### PROBLEM DESCRIPTION
Skip the pictures. Copy all the rest of the records down exactly.
++++ DATA RECORDS ++++
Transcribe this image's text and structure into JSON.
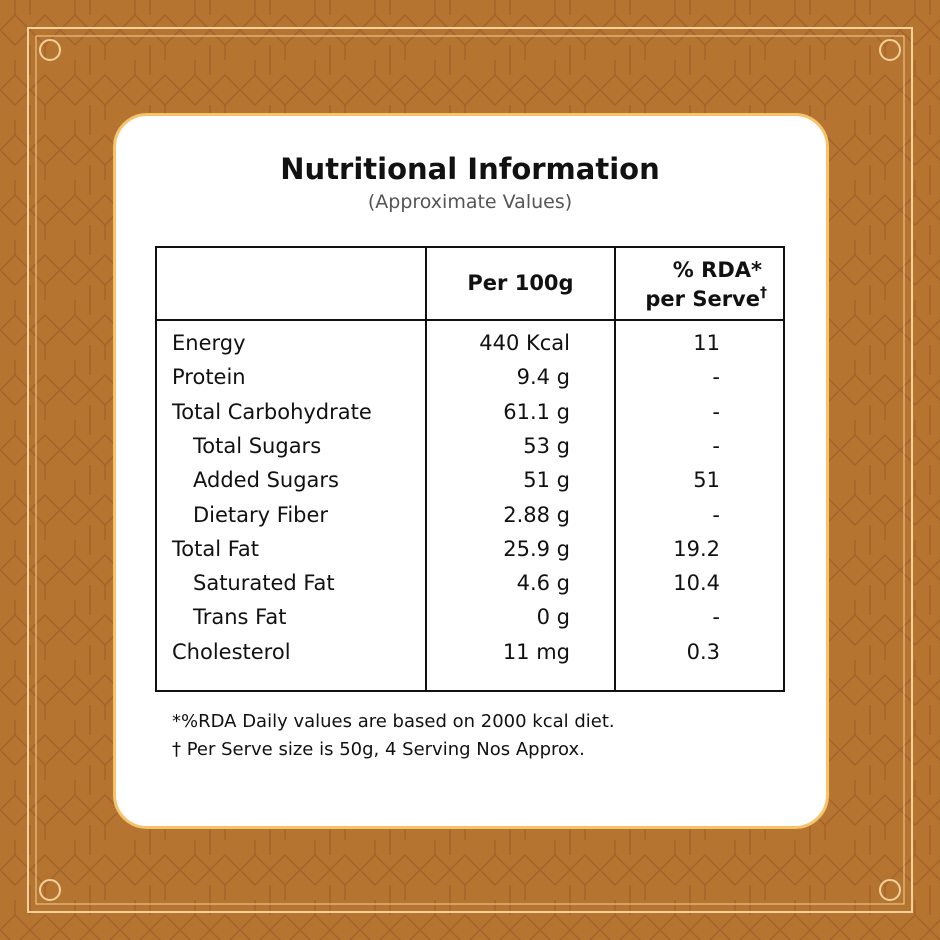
{
  "title": "Nutritional Information",
  "subtitle": "(Approximate Values)",
  "table": {
    "headers": {
      "per100": "Per 100g",
      "rda_line1": "% RDA*",
      "rda_line2": "per Serve",
      "rda_mark": "†"
    },
    "rows": [
      {
        "name": "Energy",
        "per100": "440 Kcal",
        "rda": "11",
        "indent": false
      },
      {
        "name": "Protein",
        "per100": "9.4 g",
        "rda": "-",
        "indent": false
      },
      {
        "name": "Total Carbohydrate",
        "per100": "61.1 g",
        "rda": "-",
        "indent": false
      },
      {
        "name": "Total Sugars",
        "per100": "53 g",
        "rda": "-",
        "indent": true
      },
      {
        "name": "Added Sugars",
        "per100": "51 g",
        "rda": "51",
        "indent": true
      },
      {
        "name": "Dietary Fiber",
        "per100": "2.88 g",
        "rda": "-",
        "indent": true
      },
      {
        "name": "Total Fat",
        "per100": "25.9 g",
        "rda": "19.2",
        "indent": false
      },
      {
        "name": "Saturated Fat",
        "per100": "4.6 g",
        "rda": "10.4",
        "indent": true
      },
      {
        "name": "Trans Fat",
        "per100": "0 g",
        "rda": "-",
        "indent": true
      },
      {
        "name": "Cholesterol",
        "per100": "11 mg",
        "rda": "0.3",
        "indent": false
      }
    ]
  },
  "footnotes": [
    "*%RDA Daily values are based on 2000 kcal diet.",
    "† Per Serve size is 50g, 4 Serving Nos Approx."
  ]
}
++++
### WRITTEN RESPONSE
Transcribe this image's text and structure into JSON.
{
  "title": "Nutritional Information",
  "subtitle": "(Approximate Values)",
  "table": {
    "headers": {
      "per100": "Per 100g",
      "rda_line1": "% RDA*",
      "rda_line2": "per Serve",
      "rda_mark": "†"
    },
    "rows": [
      {
        "name": "Energy",
        "per100": "440 Kcal",
        "rda": "11",
        "indent": false
      },
      {
        "name": "Protein",
        "per100": "9.4 g",
        "rda": "-",
        "indent": false
      },
      {
        "name": "Total Carbohydrate",
        "per100": "61.1 g",
        "rda": "-",
        "indent": false
      },
      {
        "name": "Total Sugars",
        "per100": "53 g",
        "rda": "-",
        "indent": true
      },
      {
        "name": "Added Sugars",
        "per100": "51 g",
        "rda": "51",
        "indent": true
      },
      {
        "name": "Dietary Fiber",
        "per100": "2.88 g",
        "rda": "-",
        "indent": true
      },
      {
        "name": "Total Fat",
        "per100": "25.9 g",
        "rda": "19.2",
        "indent": false
      },
      {
        "name": "Saturated Fat",
        "per100": "4.6 g",
        "rda": "10.4",
        "indent": true
      },
      {
        "name": "Trans Fat",
        "per100": "0 g",
        "rda": "-",
        "indent": true
      },
      {
        "name": "Cholesterol",
        "per100": "11 mg",
        "rda": "0.3",
        "indent": false
      }
    ]
  },
  "footnotes": [
    "*%RDA Daily values are based on 2000 kcal diet.",
    "† Per Serve size is 50g, 4 Serving Nos Approx."
  ]
}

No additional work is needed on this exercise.